§ **Direction**
Pictures stay out of the copy; restate everything else in the material exactly.

(Dataset records on visual material)
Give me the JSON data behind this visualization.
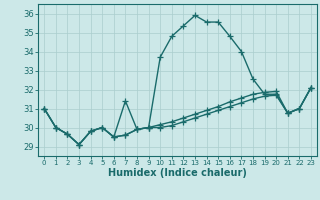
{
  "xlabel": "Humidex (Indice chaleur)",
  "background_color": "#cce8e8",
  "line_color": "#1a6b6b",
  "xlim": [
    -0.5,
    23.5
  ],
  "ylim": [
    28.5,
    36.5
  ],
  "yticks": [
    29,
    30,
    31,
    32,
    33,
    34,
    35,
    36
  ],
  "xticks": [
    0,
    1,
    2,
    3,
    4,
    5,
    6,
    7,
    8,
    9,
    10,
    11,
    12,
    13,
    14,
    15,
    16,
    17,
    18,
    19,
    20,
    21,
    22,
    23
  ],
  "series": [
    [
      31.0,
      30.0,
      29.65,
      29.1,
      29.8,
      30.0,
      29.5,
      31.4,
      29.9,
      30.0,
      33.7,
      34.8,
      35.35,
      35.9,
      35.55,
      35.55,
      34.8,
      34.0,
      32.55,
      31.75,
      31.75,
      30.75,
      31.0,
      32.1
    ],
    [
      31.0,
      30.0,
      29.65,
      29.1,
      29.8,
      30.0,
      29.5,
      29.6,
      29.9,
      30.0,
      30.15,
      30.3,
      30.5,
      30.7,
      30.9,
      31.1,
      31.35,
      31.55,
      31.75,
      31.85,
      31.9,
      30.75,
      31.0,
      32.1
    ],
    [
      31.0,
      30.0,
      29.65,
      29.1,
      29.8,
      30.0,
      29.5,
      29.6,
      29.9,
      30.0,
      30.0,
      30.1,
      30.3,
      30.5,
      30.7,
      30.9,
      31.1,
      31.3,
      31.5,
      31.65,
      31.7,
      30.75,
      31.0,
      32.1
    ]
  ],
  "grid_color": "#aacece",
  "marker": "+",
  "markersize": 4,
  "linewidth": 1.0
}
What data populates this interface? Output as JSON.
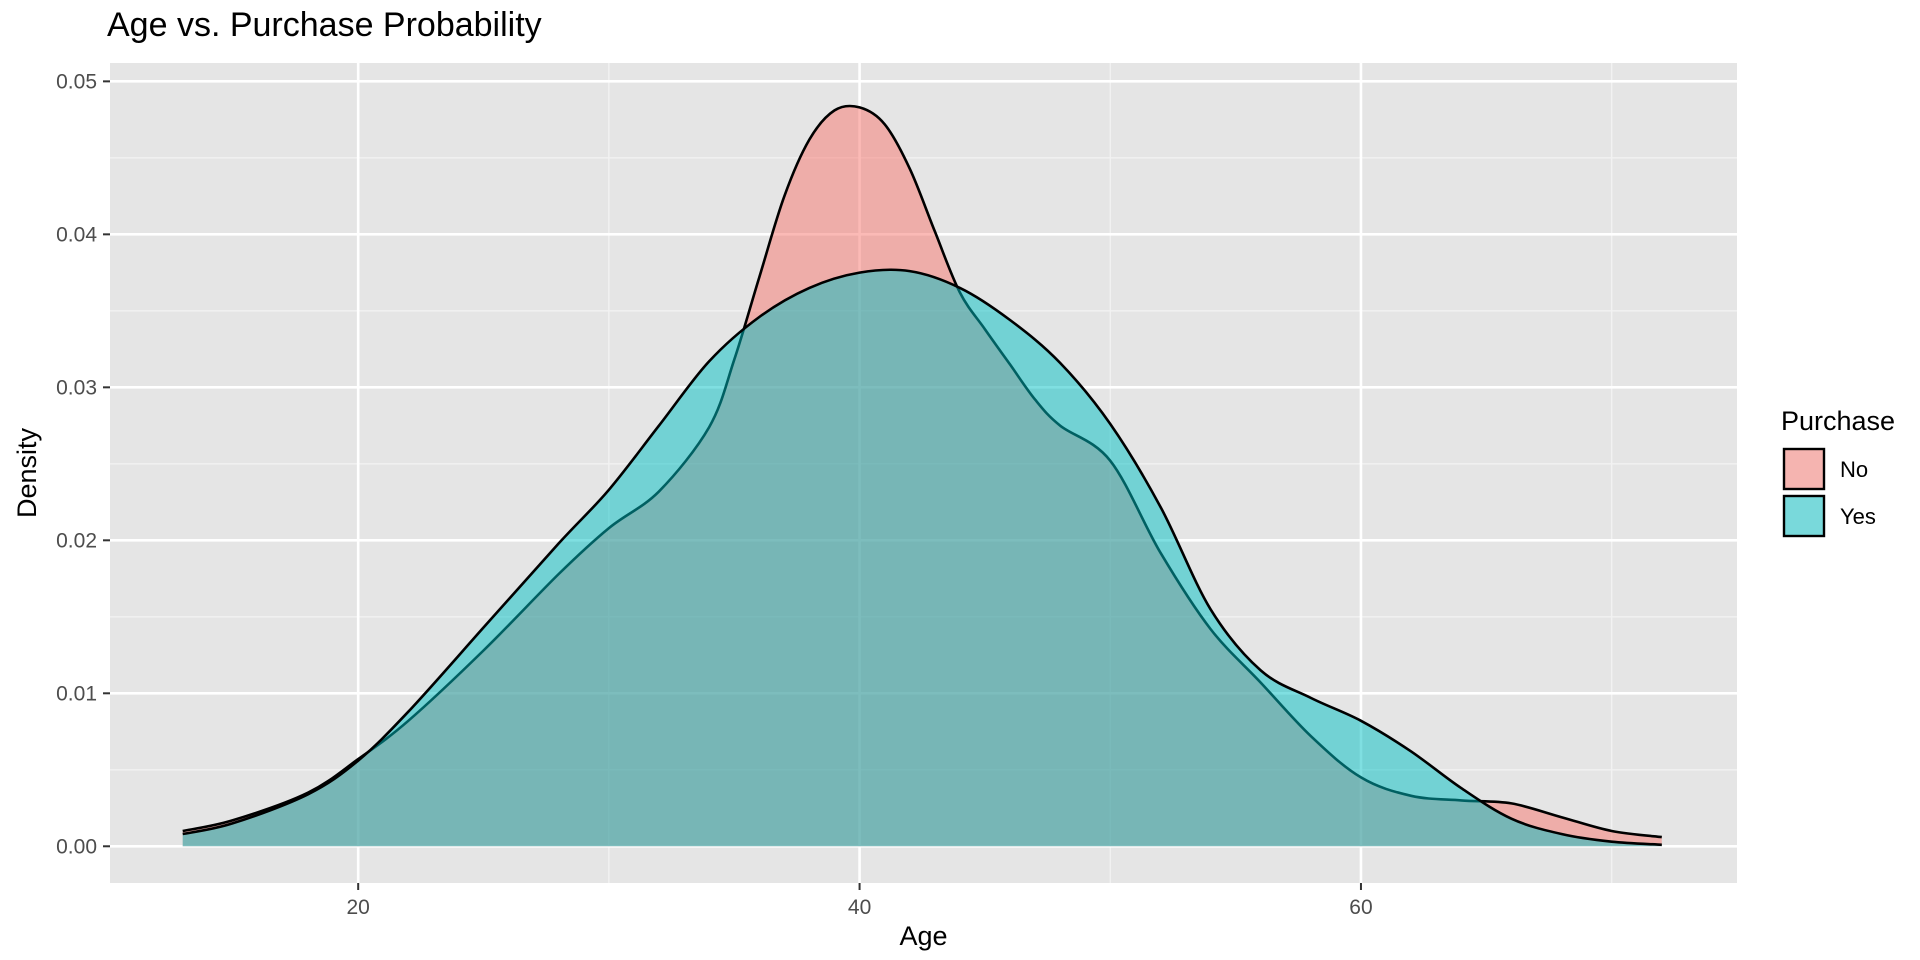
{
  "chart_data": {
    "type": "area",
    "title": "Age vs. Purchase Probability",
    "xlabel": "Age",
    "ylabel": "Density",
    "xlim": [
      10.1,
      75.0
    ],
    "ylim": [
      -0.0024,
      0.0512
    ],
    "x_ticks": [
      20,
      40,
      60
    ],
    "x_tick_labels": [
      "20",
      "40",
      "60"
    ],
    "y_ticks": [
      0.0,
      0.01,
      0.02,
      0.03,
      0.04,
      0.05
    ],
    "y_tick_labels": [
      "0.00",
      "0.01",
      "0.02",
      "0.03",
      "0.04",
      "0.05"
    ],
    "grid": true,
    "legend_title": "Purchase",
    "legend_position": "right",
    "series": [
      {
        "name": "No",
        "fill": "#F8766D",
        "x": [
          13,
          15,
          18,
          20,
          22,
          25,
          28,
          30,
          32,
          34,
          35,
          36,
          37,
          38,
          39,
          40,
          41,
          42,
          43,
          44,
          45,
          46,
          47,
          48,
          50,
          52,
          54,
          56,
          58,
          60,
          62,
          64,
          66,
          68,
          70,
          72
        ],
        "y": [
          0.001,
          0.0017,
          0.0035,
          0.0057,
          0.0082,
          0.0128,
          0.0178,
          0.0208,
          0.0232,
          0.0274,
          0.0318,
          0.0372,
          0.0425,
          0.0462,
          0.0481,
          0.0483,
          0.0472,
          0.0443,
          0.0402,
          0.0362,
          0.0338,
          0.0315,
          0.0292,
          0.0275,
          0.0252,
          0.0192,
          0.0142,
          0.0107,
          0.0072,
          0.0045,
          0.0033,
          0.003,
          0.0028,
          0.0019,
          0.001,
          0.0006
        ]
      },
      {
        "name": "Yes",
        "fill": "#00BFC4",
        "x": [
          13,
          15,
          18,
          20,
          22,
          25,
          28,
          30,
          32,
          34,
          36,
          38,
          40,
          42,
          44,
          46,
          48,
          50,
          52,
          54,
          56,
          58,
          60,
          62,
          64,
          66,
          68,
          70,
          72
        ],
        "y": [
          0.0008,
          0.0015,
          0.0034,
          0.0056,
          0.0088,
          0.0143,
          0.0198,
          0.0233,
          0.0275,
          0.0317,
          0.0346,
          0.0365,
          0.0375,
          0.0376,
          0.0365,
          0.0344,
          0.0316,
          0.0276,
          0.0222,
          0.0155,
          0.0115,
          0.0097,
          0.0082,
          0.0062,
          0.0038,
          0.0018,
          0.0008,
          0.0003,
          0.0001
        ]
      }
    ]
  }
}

§ **Reply**
Give me the JSON data behind this visualization.
{
  "xlabel": "Humidex (Indice chaleur)",
  "background_color": "#cce8e8",
  "line_color": "#1a6b6b",
  "xlim": [
    -0.5,
    23.5
  ],
  "ylim": [
    28.5,
    36.5
  ],
  "yticks": [
    29,
    30,
    31,
    32,
    33,
    34,
    35,
    36
  ],
  "xticks": [
    0,
    1,
    2,
    3,
    4,
    5,
    6,
    7,
    8,
    9,
    10,
    11,
    12,
    13,
    14,
    15,
    16,
    17,
    18,
    19,
    20,
    21,
    22,
    23
  ],
  "series": [
    [
      31.0,
      30.0,
      29.65,
      29.1,
      29.8,
      30.0,
      29.5,
      31.4,
      29.9,
      30.0,
      33.7,
      34.8,
      35.35,
      35.9,
      35.55,
      35.55,
      34.8,
      34.0,
      32.55,
      31.75,
      31.75,
      30.75,
      31.0,
      32.1
    ],
    [
      31.0,
      30.0,
      29.65,
      29.1,
      29.8,
      30.0,
      29.5,
      29.6,
      29.9,
      30.0,
      30.15,
      30.3,
      30.5,
      30.7,
      30.9,
      31.1,
      31.35,
      31.55,
      31.75,
      31.85,
      31.9,
      30.75,
      31.0,
      32.1
    ],
    [
      31.0,
      30.0,
      29.65,
      29.1,
      29.8,
      30.0,
      29.5,
      29.6,
      29.9,
      30.0,
      30.0,
      30.1,
      30.3,
      30.5,
      30.7,
      30.9,
      31.1,
      31.3,
      31.5,
      31.65,
      31.7,
      30.75,
      31.0,
      32.1
    ]
  ],
  "grid_color": "#aacece",
  "marker": "+",
  "markersize": 4,
  "linewidth": 1.0
}
What data populates this interface? Output as JSON.
{
  "chart_data": {
    "type": "area",
    "title": "Age vs. Purchase Probability",
    "xlabel": "Age",
    "ylabel": "Density",
    "xlim": [
      10.1,
      75.0
    ],
    "ylim": [
      -0.0024,
      0.0512
    ],
    "x_ticks": [
      20,
      40,
      60
    ],
    "x_tick_labels": [
      "20",
      "40",
      "60"
    ],
    "y_ticks": [
      0.0,
      0.01,
      0.02,
      0.03,
      0.04,
      0.05
    ],
    "y_tick_labels": [
      "0.00",
      "0.01",
      "0.02",
      "0.03",
      "0.04",
      "0.05"
    ],
    "grid": true,
    "legend_title": "Purchase",
    "legend_position": "right",
    "series": [
      {
        "name": "No",
        "fill": "#F8766D",
        "x": [
          13,
          15,
          18,
          20,
          22,
          25,
          28,
          30,
          32,
          34,
          35,
          36,
          37,
          38,
          39,
          40,
          41,
          42,
          43,
          44,
          45,
          46,
          47,
          48,
          50,
          52,
          54,
          56,
          58,
          60,
          62,
          64,
          66,
          68,
          70,
          72
        ],
        "y": [
          0.001,
          0.0017,
          0.0035,
          0.0057,
          0.0082,
          0.0128,
          0.0178,
          0.0208,
          0.0232,
          0.0274,
          0.0318,
          0.0372,
          0.0425,
          0.0462,
          0.0481,
          0.0483,
          0.0472,
          0.0443,
          0.0402,
          0.0362,
          0.0338,
          0.0315,
          0.0292,
          0.0275,
          0.0252,
          0.0192,
          0.0142,
          0.0107,
          0.0072,
          0.0045,
          0.0033,
          0.003,
          0.0028,
          0.0019,
          0.001,
          0.0006
        ]
      },
      {
        "name": "Yes",
        "fill": "#00BFC4",
        "x": [
          13,
          15,
          18,
          20,
          22,
          25,
          28,
          30,
          32,
          34,
          36,
          38,
          40,
          42,
          44,
          46,
          48,
          50,
          52,
          54,
          56,
          58,
          60,
          62,
          64,
          66,
          68,
          70,
          72
        ],
        "y": [
          0.0008,
          0.0015,
          0.0034,
          0.0056,
          0.0088,
          0.0143,
          0.0198,
          0.0233,
          0.0275,
          0.0317,
          0.0346,
          0.0365,
          0.0375,
          0.0376,
          0.0365,
          0.0344,
          0.0316,
          0.0276,
          0.0222,
          0.0155,
          0.0115,
          0.0097,
          0.0082,
          0.0062,
          0.0038,
          0.0018,
          0.0008,
          0.0003,
          0.0001
        ]
      }
    ]
  }
}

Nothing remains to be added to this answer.